§ **Task goal**: Without the images, print all the entries below exactly as given.
-- begin --
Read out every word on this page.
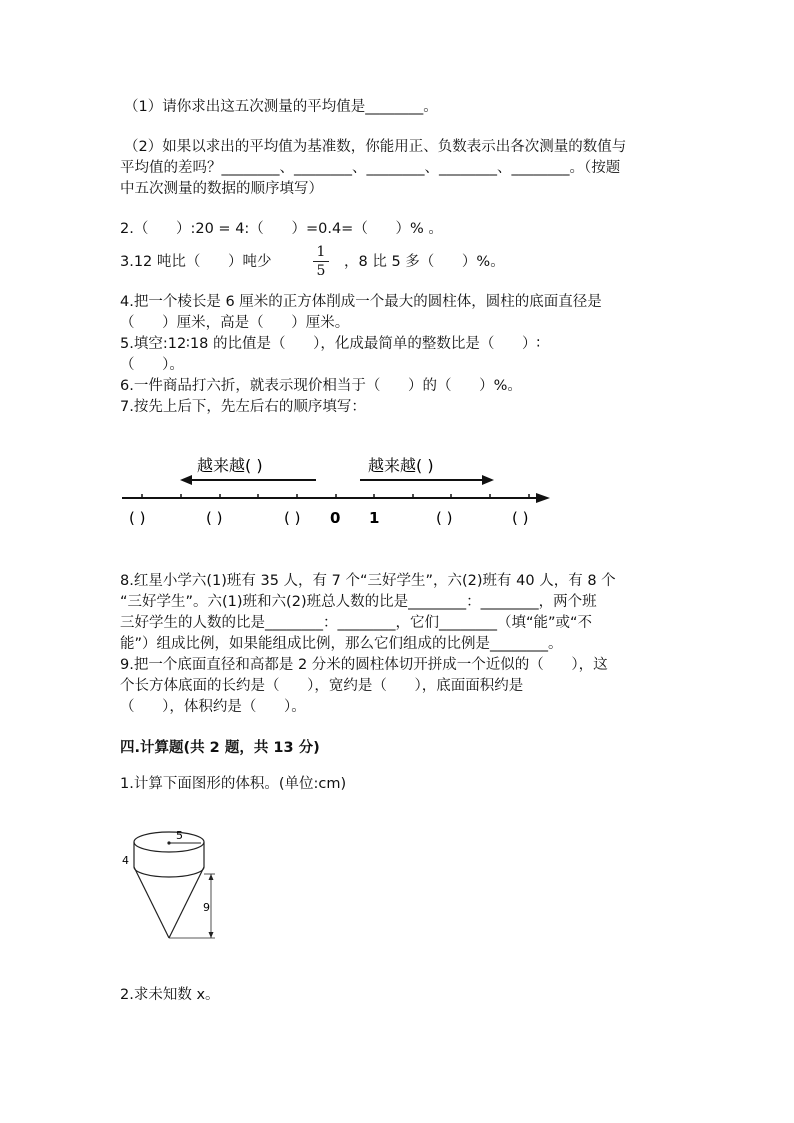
（1）请你求出这五次测量的平均值是________。
（2）如果以求出的平均值为基准数，你能用正、负数表示出各次测量的数值与
平均值的差吗？________、________、________、________、________。（按题
中五次测量的数据的顺序填写）
2.（      ）:20 = 4:（      ）=0.4=（      ）% 。
3.12 吨比（      ）吨少
1
5
，8 比 5 多（      ）%。
4.把一个棱长是 6 厘米的正方体削成一个最大的圆柱体，圆柱的底面直径是
（      ）厘米，高是（      ）厘米。
5.填空:12∶18 的比值是（      ），化成最简单的整数比是（      ）∶
（      ）。
6.一件商品打六折，就表示现价相当于（      ）的（      ）%。
7.按先上后下，先左后右的顺序填写：
越来越( )	越来越( )
( )	( )	( ) 0 1	( )	( )
8.红星小学六(1)班有 35 人，有 7 个“三好学生”，六(2)班有 40 人，有 8 个
“三好学生”。六(1)班和六(2)班总人数的比是________：________，两个班
三好学生的人数的比是________：________，它们________（填“能”或“不
能”）组成比例，如果能组成比例，那么它们组成的比例是________。
9.把一个底面直径和高都是 2 分米的圆柱体切开拼成一个近似的（      ），这
个长方体底面的长约是（      ），宽约是（      ），底面面积约是
（      ），体积约是（      ）。
四.计算题(共 2 题，共 13 分)
1.计算下面图形的体积。(单位:cm)
5
4
9
2.求未知数 x。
-- end --
§ **Full output**:
Read out every word on this page.
（1）请你求出这五次测量的平均值是________。
（2）如果以求出的平均值为基准数，你能用正、负数表示出各次测量的数值与
平均值的差吗？________、________、________、________、________。（按题
中五次测量的数据的顺序填写）
2.（      ）:20 = 4:（      ）=0.4=（      ）% 。
3.12 吨比（      ）吨少
1
5
，8 比 5 多（      ）%。
4.把一个棱长是 6 厘米的正方体削成一个最大的圆柱体，圆柱的底面直径是
（      ）厘米，高是（      ）厘米。
5.填空:12∶18 的比值是（      ），化成最简单的整数比是（      ）∶
（      ）。
6.一件商品打六折，就表示现价相当于（      ）的（      ）%。
7.按先上后下，先左后右的顺序填写：
越来越( )	越来越( )
( )	( )	( ) 0 1	( )	( )
8.红星小学六(1)班有 35 人，有 7 个“三好学生”，六(2)班有 40 人，有 8 个
“三好学生”。六(1)班和六(2)班总人数的比是________：________，两个班
三好学生的人数的比是________：________，它们________（填“能”或“不
能”）组成比例，如果能组成比例，那么它们组成的比例是________。
9.把一个底面直径和高都是 2 分米的圆柱体切开拼成一个近似的（      ），这
个长方体底面的长约是（      ），宽约是（      ），底面面积约是
（      ），体积约是（      ）。
四.计算题(共 2 题，共 13 分)
1.计算下面图形的体积。(单位:cm)
5
4
9
2.求未知数 x。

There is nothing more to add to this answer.